> Exercise goal: Go through the listing and pick out each line with the word "Ernst" in it.

------ Records for the exercise ------

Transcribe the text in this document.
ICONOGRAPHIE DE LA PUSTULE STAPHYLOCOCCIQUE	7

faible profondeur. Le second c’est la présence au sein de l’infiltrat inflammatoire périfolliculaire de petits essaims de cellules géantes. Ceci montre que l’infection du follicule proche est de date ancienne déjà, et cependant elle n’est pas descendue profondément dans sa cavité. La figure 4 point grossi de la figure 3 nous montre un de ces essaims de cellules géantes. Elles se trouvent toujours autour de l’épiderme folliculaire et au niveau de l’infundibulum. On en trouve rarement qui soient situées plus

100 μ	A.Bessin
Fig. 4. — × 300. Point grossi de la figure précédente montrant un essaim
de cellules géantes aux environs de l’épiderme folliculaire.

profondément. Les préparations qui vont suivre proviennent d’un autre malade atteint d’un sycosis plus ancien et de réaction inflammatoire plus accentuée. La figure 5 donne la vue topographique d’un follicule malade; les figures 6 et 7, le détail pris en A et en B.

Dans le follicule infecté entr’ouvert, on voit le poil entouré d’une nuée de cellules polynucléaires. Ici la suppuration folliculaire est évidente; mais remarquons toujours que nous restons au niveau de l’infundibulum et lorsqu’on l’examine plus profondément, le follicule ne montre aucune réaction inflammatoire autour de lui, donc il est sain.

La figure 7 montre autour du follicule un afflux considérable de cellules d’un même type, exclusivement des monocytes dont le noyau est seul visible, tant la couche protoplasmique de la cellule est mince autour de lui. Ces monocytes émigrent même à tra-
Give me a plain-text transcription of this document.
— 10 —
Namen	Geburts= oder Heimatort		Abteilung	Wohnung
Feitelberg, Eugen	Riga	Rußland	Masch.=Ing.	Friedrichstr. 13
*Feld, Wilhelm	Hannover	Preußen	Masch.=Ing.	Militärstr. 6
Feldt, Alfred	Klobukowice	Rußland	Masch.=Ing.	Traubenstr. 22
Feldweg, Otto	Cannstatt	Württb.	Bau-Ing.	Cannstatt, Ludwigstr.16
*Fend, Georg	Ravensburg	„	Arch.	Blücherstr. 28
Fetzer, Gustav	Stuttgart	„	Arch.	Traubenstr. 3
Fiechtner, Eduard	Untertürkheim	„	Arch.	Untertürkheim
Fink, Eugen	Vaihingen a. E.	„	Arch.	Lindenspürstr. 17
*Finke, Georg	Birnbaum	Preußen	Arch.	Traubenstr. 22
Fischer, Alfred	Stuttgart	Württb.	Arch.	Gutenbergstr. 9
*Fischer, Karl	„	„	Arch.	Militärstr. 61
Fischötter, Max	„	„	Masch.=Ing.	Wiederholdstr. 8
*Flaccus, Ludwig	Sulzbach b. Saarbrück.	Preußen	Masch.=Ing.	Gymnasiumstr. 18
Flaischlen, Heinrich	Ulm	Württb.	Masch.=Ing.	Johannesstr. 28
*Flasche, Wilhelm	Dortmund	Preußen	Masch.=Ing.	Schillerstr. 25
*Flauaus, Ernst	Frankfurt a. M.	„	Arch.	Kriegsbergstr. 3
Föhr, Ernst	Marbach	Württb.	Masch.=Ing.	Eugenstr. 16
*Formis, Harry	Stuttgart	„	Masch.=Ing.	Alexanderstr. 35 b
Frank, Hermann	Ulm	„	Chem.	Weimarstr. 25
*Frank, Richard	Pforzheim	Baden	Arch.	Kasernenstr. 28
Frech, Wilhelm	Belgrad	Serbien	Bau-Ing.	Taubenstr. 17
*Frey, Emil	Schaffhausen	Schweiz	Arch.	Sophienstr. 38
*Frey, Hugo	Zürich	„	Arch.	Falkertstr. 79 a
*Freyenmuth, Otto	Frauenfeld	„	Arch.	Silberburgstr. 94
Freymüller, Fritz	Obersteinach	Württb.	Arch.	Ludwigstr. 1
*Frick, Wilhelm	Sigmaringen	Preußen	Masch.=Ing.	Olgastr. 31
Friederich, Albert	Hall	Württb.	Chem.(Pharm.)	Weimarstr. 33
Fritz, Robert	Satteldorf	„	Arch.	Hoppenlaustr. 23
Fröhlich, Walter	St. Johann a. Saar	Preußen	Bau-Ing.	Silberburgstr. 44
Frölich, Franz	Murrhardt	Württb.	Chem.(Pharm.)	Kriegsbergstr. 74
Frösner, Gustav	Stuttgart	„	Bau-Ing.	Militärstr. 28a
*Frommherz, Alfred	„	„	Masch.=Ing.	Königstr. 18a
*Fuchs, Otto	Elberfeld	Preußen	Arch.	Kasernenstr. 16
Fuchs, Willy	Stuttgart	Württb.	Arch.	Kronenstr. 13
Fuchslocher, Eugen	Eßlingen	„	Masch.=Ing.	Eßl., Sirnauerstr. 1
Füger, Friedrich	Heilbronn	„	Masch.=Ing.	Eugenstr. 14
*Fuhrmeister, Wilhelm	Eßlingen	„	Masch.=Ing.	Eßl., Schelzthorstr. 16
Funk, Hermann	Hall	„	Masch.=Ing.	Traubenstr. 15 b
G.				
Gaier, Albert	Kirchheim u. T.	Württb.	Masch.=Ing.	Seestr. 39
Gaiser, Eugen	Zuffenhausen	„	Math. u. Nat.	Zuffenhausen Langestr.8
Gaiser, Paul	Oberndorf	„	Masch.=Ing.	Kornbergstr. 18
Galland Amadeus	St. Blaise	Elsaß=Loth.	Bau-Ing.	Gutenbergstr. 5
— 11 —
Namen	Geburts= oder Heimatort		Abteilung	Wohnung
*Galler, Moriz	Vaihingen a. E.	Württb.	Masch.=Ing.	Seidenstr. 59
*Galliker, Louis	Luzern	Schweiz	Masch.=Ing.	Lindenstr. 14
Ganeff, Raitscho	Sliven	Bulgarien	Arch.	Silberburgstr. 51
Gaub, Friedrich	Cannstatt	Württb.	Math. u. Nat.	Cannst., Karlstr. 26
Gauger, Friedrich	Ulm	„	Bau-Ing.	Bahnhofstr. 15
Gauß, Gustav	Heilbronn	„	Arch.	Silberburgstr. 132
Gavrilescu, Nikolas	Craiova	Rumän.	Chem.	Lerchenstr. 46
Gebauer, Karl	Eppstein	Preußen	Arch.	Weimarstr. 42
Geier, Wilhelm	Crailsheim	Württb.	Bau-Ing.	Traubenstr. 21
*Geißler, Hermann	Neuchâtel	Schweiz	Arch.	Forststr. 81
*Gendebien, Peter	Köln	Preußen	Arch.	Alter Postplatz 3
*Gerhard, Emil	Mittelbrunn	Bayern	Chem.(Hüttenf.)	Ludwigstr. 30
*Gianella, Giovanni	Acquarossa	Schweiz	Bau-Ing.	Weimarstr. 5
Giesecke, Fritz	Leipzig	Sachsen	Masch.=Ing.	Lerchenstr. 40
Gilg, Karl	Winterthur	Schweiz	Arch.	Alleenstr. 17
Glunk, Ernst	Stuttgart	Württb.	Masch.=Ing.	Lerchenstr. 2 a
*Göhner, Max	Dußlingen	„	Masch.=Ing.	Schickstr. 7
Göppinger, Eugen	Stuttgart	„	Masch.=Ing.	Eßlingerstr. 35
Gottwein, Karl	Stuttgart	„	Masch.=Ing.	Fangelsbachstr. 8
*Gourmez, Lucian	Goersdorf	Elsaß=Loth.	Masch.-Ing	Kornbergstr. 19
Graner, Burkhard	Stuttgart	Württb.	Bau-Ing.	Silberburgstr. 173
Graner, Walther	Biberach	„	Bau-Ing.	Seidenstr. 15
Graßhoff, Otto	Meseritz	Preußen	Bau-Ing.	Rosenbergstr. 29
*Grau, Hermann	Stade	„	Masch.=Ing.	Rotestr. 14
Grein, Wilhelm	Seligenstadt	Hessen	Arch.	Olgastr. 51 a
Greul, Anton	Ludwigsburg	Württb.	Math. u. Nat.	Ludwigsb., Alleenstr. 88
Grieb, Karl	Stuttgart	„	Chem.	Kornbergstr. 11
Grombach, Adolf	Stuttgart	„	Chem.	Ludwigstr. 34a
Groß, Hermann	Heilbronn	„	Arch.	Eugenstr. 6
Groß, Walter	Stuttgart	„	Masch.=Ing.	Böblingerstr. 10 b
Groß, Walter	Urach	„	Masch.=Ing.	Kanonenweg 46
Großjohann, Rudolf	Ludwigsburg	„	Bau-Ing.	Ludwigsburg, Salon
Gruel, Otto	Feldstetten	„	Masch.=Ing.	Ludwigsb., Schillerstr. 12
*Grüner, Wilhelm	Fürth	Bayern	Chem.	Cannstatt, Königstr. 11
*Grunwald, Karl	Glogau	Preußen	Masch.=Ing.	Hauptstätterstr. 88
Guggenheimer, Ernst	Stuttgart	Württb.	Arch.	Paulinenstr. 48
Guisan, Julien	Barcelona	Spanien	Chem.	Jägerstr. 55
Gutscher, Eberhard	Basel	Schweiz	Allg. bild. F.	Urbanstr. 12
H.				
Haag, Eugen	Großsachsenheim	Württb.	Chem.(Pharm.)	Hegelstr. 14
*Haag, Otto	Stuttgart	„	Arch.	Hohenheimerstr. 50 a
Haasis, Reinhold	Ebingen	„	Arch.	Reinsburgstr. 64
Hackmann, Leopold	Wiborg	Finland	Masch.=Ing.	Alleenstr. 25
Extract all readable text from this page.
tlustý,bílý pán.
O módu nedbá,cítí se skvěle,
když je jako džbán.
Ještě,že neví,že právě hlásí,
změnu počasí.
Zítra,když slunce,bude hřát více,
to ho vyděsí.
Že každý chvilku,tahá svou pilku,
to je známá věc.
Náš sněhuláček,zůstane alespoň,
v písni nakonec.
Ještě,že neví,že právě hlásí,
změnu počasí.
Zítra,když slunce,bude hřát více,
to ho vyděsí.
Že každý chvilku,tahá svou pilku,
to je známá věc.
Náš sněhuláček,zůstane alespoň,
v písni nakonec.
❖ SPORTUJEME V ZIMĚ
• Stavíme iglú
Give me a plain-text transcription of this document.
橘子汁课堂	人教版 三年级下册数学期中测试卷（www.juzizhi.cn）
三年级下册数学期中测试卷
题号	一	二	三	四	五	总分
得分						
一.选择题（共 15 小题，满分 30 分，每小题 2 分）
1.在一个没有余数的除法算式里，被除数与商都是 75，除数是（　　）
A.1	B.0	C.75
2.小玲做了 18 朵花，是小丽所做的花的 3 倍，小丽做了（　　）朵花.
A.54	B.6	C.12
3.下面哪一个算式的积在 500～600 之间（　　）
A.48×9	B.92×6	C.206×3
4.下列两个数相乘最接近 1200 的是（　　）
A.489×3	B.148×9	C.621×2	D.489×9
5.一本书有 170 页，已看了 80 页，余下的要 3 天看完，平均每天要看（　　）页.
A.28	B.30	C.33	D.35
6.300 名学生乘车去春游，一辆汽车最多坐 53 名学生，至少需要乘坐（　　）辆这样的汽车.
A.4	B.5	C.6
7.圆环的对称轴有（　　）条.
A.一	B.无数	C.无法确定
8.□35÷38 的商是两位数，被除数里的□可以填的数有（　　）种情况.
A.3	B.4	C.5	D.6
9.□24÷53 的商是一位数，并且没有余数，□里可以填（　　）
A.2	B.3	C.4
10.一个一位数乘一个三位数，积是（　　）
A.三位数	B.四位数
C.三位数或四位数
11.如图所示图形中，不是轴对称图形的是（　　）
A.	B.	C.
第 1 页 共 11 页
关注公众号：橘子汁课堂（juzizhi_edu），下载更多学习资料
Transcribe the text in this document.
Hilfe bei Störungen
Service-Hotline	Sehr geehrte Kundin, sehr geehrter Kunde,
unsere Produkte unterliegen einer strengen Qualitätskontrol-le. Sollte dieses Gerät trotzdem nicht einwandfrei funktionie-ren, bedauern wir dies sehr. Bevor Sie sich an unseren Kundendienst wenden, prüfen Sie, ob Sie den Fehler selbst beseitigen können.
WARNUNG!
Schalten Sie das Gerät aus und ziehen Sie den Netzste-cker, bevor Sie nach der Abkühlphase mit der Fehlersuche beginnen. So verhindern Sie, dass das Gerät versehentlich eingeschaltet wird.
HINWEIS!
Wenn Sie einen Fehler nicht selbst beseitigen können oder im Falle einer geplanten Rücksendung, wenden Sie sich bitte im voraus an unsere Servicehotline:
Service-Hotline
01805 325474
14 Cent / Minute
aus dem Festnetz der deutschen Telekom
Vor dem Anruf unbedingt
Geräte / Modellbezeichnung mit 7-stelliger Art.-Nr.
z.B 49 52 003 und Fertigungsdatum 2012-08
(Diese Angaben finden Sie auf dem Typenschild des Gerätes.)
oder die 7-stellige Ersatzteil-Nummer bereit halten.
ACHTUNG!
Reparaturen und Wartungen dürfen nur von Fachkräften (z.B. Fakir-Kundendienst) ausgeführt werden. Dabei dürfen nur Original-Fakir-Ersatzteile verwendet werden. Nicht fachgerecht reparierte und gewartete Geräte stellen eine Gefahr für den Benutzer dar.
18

------

> Solution for this problem:
*Flauaus, Ernst	Frankfurt a. M.	„	Arch.	Kriegsbergstr. 3
Föhr, Ernst	Marbach	Württb.	Masch.=Ing.	Eugenstr. 16
Glunk, Ernst	Stuttgart	Württb.	Masch.=Ing.	Lerchenstr. 2 a
Guggenheimer, Ernst	Stuttgart	Württb.	Arch.	Paulinenstr. 48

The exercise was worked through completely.